* [Stated exercise] From the entries below, work out the number of lines that hold the word "Chim", and give that number alone.

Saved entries
- - - -

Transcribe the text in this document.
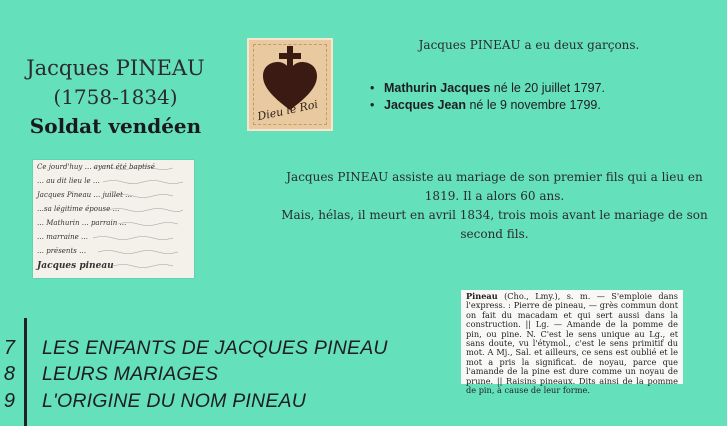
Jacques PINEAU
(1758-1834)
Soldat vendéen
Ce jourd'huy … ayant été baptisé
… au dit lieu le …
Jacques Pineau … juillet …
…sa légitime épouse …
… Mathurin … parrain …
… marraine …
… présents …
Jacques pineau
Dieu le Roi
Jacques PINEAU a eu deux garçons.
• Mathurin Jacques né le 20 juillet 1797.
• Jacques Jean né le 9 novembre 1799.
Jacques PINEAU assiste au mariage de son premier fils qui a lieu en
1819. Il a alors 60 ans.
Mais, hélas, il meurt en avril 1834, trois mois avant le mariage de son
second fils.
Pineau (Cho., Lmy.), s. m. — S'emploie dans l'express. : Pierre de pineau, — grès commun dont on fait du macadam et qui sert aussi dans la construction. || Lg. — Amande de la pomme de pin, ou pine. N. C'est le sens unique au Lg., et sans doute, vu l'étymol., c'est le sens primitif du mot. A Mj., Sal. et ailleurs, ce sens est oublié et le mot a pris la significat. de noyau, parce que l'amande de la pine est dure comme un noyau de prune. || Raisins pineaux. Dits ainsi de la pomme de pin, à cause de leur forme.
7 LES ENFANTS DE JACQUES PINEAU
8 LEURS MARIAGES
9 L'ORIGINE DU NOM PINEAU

- - - -

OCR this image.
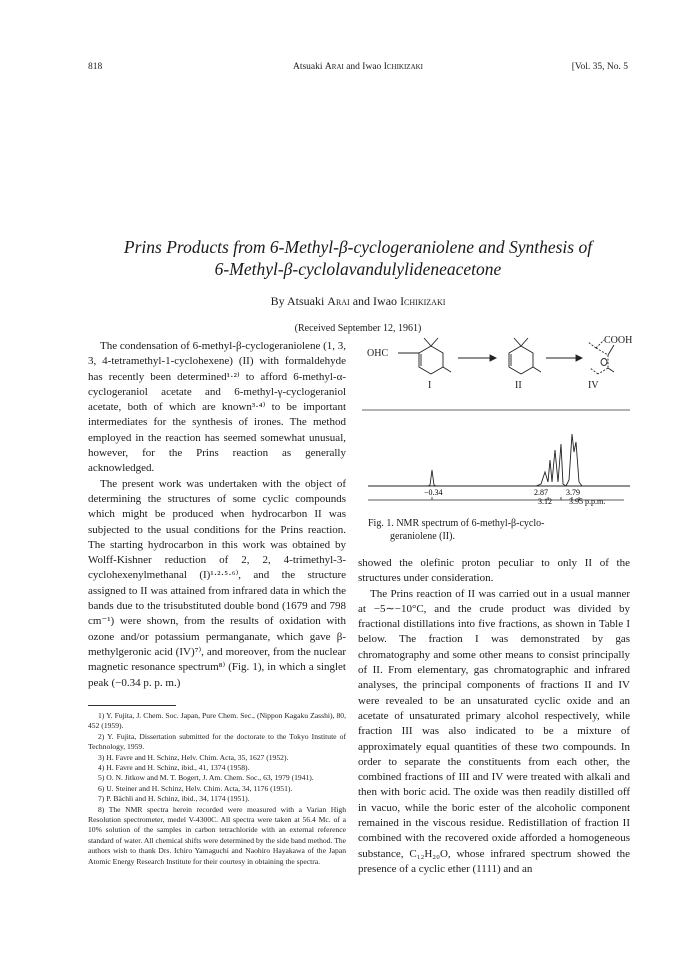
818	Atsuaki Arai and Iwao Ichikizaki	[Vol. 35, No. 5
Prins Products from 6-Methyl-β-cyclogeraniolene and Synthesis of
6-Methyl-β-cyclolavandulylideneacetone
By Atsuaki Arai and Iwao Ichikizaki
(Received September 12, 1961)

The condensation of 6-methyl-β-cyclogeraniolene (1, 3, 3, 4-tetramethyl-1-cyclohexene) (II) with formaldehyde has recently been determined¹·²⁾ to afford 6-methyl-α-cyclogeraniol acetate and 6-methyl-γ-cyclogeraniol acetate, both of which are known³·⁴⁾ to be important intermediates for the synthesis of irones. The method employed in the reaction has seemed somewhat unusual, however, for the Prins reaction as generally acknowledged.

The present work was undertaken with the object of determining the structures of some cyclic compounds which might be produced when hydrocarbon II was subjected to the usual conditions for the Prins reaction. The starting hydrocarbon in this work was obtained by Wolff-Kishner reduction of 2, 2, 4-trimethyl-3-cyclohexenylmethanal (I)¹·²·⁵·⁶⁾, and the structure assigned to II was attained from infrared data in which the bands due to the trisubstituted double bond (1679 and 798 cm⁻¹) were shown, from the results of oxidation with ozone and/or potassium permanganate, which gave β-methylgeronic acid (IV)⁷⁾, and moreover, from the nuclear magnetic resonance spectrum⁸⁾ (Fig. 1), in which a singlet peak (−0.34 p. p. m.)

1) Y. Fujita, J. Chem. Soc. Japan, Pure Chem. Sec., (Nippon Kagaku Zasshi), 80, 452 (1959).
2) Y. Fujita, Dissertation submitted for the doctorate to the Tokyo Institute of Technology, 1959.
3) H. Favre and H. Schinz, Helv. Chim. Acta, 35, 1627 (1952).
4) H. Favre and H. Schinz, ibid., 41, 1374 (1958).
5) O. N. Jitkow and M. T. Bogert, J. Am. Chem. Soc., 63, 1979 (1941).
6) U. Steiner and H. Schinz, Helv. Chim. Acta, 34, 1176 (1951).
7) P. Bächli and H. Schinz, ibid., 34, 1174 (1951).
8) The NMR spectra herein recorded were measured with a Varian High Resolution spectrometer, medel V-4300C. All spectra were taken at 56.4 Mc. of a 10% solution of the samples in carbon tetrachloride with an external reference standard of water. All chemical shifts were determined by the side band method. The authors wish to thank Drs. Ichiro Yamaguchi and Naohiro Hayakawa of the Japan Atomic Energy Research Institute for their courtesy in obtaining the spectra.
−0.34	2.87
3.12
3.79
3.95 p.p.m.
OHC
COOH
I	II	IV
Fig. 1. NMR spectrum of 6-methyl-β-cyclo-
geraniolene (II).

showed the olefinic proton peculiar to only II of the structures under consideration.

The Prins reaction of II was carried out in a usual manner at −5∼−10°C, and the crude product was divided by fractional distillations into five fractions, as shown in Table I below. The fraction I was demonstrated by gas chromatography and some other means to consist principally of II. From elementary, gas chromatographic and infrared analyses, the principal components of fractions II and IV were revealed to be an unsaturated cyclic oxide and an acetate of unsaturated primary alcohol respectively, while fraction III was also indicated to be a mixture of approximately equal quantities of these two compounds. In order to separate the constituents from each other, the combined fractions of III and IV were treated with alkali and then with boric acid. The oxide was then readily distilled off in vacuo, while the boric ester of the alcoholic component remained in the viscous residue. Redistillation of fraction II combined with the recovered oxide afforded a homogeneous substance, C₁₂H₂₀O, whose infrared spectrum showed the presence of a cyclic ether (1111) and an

- - - -

* [The response] 2